--- start Document passage ---

If you are growing out of my head and you decide, for whatever reason, to turn gray, I will not automatically pluck you out.
If however, you decide -- for whatever reason -- to stick out at an odd angle from the rest of the group - say straight out of the top of my head, waving your silly little gray self in the air and singing "pick me! pick me!"
I will pick you.
The name of the game in this woman's army is uniformity. Retention is based entirely on your ability to blend in and obey the rules. If you do this, you will be washed, gelled, cut and generally taken care of. If you break the rules, you will be plucked and cast out of the garden. You don't have to be a Bible expert to know that being cast out is bad. With any luck I will cast the root out with you, and sonny, this is no relocation program. You will join the other castaways in the ceramic wilderness of my bathroom sink. Don't even think about escaping.

--- end Document passage ---

■ Exercise requirements
[a] In the humorous address to gray hairs, what is retention said to be based on?
[b] Continue the humorous address to gray hairs from its final line, keeping the same voice.

--- start Data records ---

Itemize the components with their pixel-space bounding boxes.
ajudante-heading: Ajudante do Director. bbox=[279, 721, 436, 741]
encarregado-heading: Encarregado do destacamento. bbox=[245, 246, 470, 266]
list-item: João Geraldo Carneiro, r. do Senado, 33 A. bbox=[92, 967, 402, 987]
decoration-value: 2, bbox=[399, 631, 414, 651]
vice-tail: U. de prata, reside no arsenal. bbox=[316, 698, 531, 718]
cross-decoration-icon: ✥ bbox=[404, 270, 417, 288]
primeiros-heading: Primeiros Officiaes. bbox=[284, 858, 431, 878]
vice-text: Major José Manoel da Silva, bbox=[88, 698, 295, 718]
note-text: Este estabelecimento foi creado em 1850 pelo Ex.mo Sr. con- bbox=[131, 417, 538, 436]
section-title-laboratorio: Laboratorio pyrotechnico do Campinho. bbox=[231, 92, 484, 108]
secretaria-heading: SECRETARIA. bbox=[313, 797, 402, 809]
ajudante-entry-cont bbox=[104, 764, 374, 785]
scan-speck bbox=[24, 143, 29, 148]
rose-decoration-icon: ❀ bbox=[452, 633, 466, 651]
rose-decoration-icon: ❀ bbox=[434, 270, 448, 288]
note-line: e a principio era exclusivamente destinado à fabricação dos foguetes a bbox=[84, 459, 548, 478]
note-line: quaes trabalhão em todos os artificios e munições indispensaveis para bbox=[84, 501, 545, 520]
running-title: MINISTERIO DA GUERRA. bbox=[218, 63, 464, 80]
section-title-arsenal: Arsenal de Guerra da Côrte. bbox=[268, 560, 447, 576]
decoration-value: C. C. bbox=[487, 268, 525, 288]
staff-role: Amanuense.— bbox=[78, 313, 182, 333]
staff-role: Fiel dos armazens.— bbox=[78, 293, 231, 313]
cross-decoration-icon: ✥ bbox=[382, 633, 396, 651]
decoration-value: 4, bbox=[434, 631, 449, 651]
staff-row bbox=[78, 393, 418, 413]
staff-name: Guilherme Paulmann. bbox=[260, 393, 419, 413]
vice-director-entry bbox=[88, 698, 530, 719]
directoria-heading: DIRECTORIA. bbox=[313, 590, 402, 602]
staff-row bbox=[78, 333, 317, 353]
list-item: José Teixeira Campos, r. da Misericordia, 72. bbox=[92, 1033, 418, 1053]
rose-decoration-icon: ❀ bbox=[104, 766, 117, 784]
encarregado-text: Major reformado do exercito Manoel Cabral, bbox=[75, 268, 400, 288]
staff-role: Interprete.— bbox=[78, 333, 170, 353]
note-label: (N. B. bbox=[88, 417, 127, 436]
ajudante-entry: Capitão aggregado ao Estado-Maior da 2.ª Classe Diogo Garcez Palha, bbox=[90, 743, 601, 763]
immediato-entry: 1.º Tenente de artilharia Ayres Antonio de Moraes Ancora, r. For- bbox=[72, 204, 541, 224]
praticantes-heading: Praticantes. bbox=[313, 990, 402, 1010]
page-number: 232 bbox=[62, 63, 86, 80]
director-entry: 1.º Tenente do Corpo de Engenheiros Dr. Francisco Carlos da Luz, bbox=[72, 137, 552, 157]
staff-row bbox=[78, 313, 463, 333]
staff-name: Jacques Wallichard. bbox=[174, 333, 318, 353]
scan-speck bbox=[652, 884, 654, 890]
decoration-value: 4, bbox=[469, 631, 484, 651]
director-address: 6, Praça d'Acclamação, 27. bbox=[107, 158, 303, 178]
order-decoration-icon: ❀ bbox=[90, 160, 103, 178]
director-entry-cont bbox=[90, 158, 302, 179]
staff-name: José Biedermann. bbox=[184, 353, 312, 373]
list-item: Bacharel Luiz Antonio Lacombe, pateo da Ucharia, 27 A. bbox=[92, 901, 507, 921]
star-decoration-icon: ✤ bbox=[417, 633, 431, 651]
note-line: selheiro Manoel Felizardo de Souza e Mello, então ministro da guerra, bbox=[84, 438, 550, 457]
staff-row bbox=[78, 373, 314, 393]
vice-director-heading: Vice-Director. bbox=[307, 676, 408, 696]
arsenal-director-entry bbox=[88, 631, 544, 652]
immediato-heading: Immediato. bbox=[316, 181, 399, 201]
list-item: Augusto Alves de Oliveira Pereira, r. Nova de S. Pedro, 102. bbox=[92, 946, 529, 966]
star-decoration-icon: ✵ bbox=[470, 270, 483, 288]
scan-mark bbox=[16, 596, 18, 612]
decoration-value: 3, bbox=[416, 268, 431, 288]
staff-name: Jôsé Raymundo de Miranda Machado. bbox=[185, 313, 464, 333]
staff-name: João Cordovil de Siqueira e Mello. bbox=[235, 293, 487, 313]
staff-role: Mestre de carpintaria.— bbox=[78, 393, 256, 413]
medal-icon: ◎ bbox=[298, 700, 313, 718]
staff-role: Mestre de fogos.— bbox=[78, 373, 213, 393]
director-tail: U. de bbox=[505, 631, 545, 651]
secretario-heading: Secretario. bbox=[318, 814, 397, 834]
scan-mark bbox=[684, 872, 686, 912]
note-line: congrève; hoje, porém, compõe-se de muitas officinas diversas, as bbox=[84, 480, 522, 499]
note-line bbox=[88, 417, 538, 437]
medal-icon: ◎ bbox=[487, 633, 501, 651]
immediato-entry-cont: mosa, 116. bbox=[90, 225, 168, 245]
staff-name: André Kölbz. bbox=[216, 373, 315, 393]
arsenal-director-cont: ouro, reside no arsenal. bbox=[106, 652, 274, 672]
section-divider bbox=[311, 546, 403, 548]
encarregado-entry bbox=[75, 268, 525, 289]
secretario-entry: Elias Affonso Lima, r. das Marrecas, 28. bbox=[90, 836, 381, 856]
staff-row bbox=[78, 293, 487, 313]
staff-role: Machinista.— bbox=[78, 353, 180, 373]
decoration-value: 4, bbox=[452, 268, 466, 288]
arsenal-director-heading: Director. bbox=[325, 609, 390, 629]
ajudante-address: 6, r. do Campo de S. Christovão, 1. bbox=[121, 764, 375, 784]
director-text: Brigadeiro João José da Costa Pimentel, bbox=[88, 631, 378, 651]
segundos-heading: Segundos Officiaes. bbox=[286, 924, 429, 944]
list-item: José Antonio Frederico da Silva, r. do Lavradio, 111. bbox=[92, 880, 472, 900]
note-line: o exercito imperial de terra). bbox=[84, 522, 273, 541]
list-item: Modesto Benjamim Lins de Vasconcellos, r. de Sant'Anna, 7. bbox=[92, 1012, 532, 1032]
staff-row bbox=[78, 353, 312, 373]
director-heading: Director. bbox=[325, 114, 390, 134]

--- end Data records ---

■ Responses by task
[a] Retention is based entirely on the hair's ability to blend in and obey the rules.

[b]
You folks have been living with me for the last 43 years so you should know how serious I am on this subject. Lest you forget, let's remember a time, not too long ago, when I happened to catch my reflection in a department store mirror only to discover a shocking interloper: a black hair sticking straight out of my sexy little beauty mark. I plucked that sucker out with my bare fingernails right there in the store. Beauty mark hair has longer and more tenacious roots than silly head hair, so don't test me.
I understand that turning gray is something you may be doing against your will. It is certainly against mine but I don't want to punish you for doing what comes "naturally." That said, this event is not something to be celebrated. Standing out, waving, curling and other non-standard behavior will not be tolerated. You should know that I am not ready to go steady with Miss Clairol yet so the best thing -- for both of us -- is for you to lay down with the rest of the crew, do what you're told and stick in whatever direction I gel you into.
Do that and nobody gets hurt.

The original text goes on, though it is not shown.